GIVEN DATA:

%%

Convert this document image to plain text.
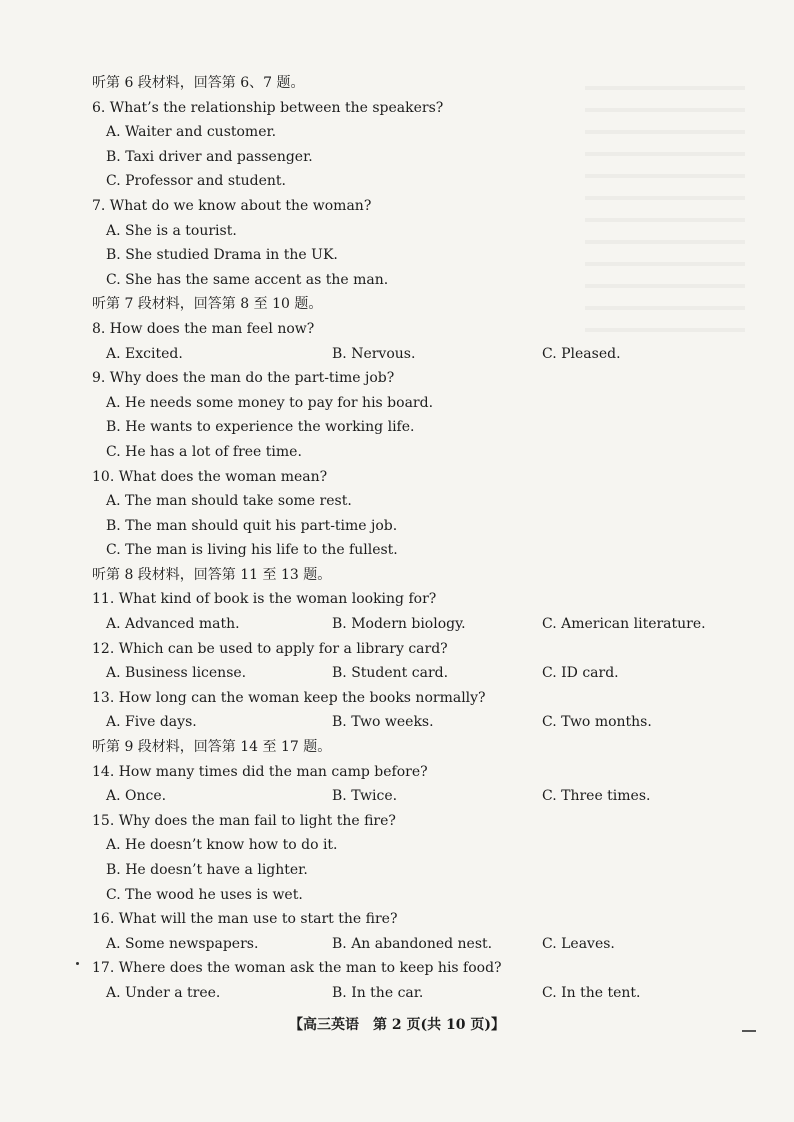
听第 6 段材料，回答第 6、7 题。
6. What’s the relationship between the speakers?
A. Waiter and customer.
B. Taxi driver and passenger.
C. Professor and student.
7. What do we know about the woman?
A. She is a tourist.
B. She studied Drama in the UK.
C. She has the same accent as the man.
听第 7 段材料，回答第 8 至 10 题。
8. How does the man feel now?
A. Excited.	B. Nervous.	C. Pleased.
9. Why does the man do the part-time job?
A. He needs some money to pay for his board.
B. He wants to experience the working life.
C. He has a lot of free time.
10. What does the woman mean?
A. The man should take some rest.
B. The man should quit his part-time job.
C. The man is living his life to the fullest.
听第 8 段材料，回答第 11 至 13 题。
11. What kind of book is the woman looking for?
A. Advanced math.	B. Modern biology.	C. American literature.
12. Which can be used to apply for a library card?
A. Business license.	B. Student card.	C. ID card.
13. How long can the woman keep the books normally?
A. Five days.	B. Two weeks.	C. Two months.
听第 9 段材料，回答第 14 至 17 题。
14. How many times did the man camp before?
A. Once.	B. Twice.	C. Three times.
15. Why does the man fail to light the fire?
A. He doesn’t know how to do it.
B. He doesn’t have a lighter.
C. The wood he uses is wet.
16. What will the man use to start the fire?
A. Some newspapers.	B. An abandoned nest.	C. Leaves.
17. Where does the woman ask the man to keep his food?
A. Under a tree.	B. In the car.	C. In the tent.
【高三英语　第 2 页(共 10 页)】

%%

TASK GOAL:
Repeat the records word for word. Any picture in them should be left out.

THE SOLUTION:
Convert this document image to plain text.
听第 6 段材料，回答第 6、7 题。
6. What’s the relationship between the speakers?
A. Waiter and customer.
B. Taxi driver and passenger.
C. Professor and student.
7. What do we know about the woman?
A. She is a tourist.
B. She studied Drama in the UK.
C. She has the same accent as the man.
听第 7 段材料，回答第 8 至 10 题。
8. How does the man feel now?
A. Excited.	B. Nervous.	C. Pleased.
9. Why does the man do the part-time job?
A. He needs some money to pay for his board.
B. He wants to experience the working life.
C. He has a lot of free time.
10. What does the woman mean?
A. The man should take some rest.
B. The man should quit his part-time job.
C. The man is living his life to the fullest.
听第 8 段材料，回答第 11 至 13 题。
11. What kind of book is the woman looking for?
A. Advanced math.	B. Modern biology.	C. American literature.
12. Which can be used to apply for a library card?
A. Business license.	B. Student card.	C. ID card.
13. How long can the woman keep the books normally?
A. Five days.	B. Two weeks.	C. Two months.
听第 9 段材料，回答第 14 至 17 题。
14. How many times did the man camp before?
A. Once.	B. Twice.	C. Three times.
15. Why does the man fail to light the fire?
A. He doesn’t know how to do it.
B. He doesn’t have a lighter.
C. The wood he uses is wet.
16. What will the man use to start the fire?
A. Some newspapers.	B. An abandoned nest.	C. Leaves.
17. Where does the woman ask the man to keep his food?
A. Under a tree.	B. In the car.	C. In the tent.
【高三英语　第 2 页(共 10 页)】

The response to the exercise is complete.